-- START --
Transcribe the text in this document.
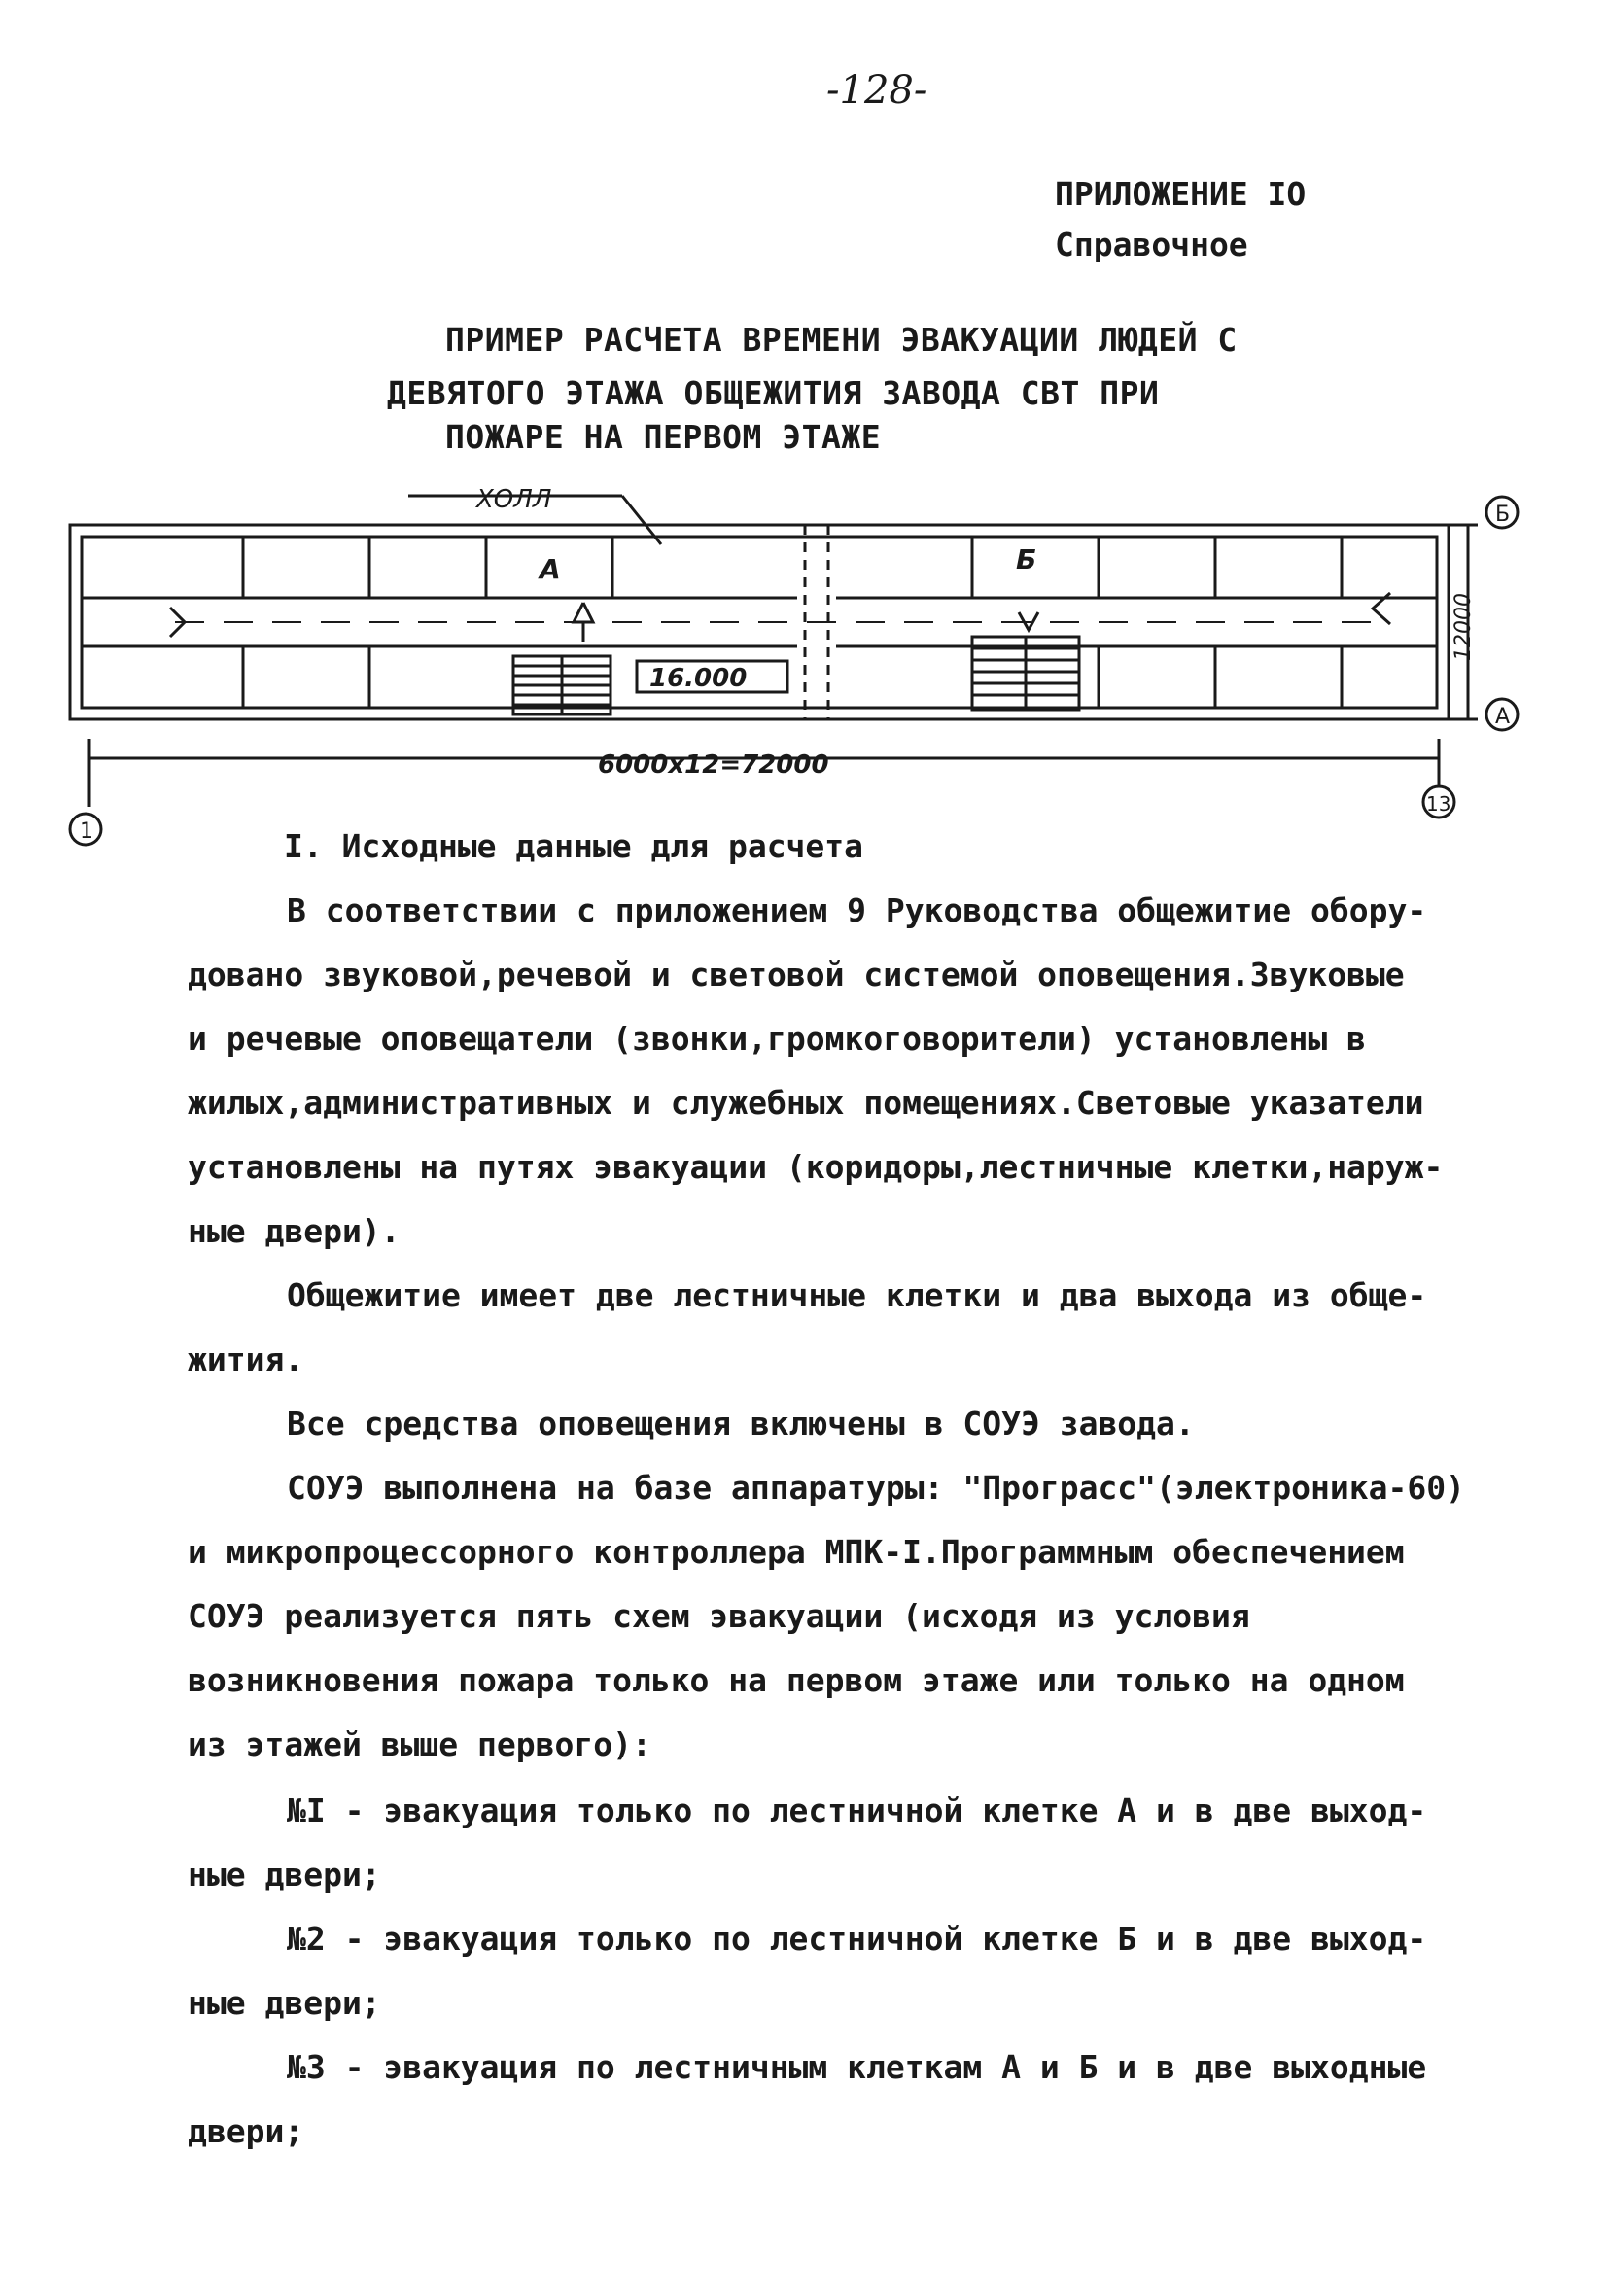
-128-
ПРИЛОЖЕНИЕ IO
Справочное
ПРИМЕР РАСЧЕТА ВРЕМЕНИ ЭВАКУАЦИИ ЛЮДЕЙ С
ДЕВЯТОГО ЭТАЖА ОБЩЕЖИТИЯ ЗАВОДА СВТ ПРИ
ПОЖАРЕ НА ПЕРВОМ ЭТАЖЕ
ХОЛЛ
А	Б
16.000
6000х12=72000
12000
Б
А
1
13
I. Исходные данные для расчета
В соответствии с приложением 9 Руководства общежитие обору-
довано звуковой,речевой и световой системой оповещения.Звуковые
и речевые оповещатели (звонки,громкоговорители) установлены в
жилых,административных и служебных помещениях.Световые указатели
установлены на путях эвакуации (коридоры,лестничные клетки,наруж-
ные двери).
Общежитие имеет две лестничные клетки и два выхода из обще-
жития.
Все средства оповещения включены в СОУЭ завода.
СОУЭ выполнена на базе аппаратуры: "Програсс"(электроника-60)
и микропроцессорного контроллера МПК-I.Программным обеспечением
СОУЭ реализуется пять схем эвакуации (исходя из условия
возникновения пожара только на первом этаже или только на одном
из этажей выше первого):
№I - эвакуация только по лестничной клетке А и в две выход-
ные двери;
№2 - эвакуация только по лестничной клетке Б и в две выход-
ные двери;
№3 - эвакуация по лестничным клеткам А и Б и в две выходные
двери;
-- END --
Goal: Your copy of the data should match it exactly, except that pictures are left out.

Result for this exercise:
Transcribe the text in this document.
-128-
ПРИЛОЖЕНИЕ IO
Справочное
ПРИМЕР РАСЧЕТА ВРЕМЕНИ ЭВАКУАЦИИ ЛЮДЕЙ С
ДЕВЯТОГО ЭТАЖА ОБЩЕЖИТИЯ ЗАВОДА СВТ ПРИ
ПОЖАРЕ НА ПЕРВОМ ЭТАЖЕ
ХОЛЛ
А	Б
16.000
6000х12=72000
12000
Б
А
1
13
I. Исходные данные для расчета
В соответствии с приложением 9 Руководства общежитие обору-
довано звуковой,речевой и световой системой оповещения.Звуковые
и речевые оповещатели (звонки,громкоговорители) установлены в
жилых,административных и служебных помещениях.Световые указатели
установлены на путях эвакуации (коридоры,лестничные клетки,наруж-
ные двери).
Общежитие имеет две лестничные клетки и два выхода из обще-
жития.
Все средства оповещения включены в СОУЭ завода.
СОУЭ выполнена на базе аппаратуры: "Програсс"(электроника-60)
и микропроцессорного контроллера МПК-I.Программным обеспечением
СОУЭ реализуется пять схем эвакуации (исходя из условия
возникновения пожара только на первом этаже или только на одном
из этажей выше первого):
№I - эвакуация только по лестничной клетке А и в две выход-
ные двери;
№2 - эвакуация только по лестничной клетке Б и в две выход-
ные двери;
№3 - эвакуация по лестничным клеткам А и Б и в две выходные
двери;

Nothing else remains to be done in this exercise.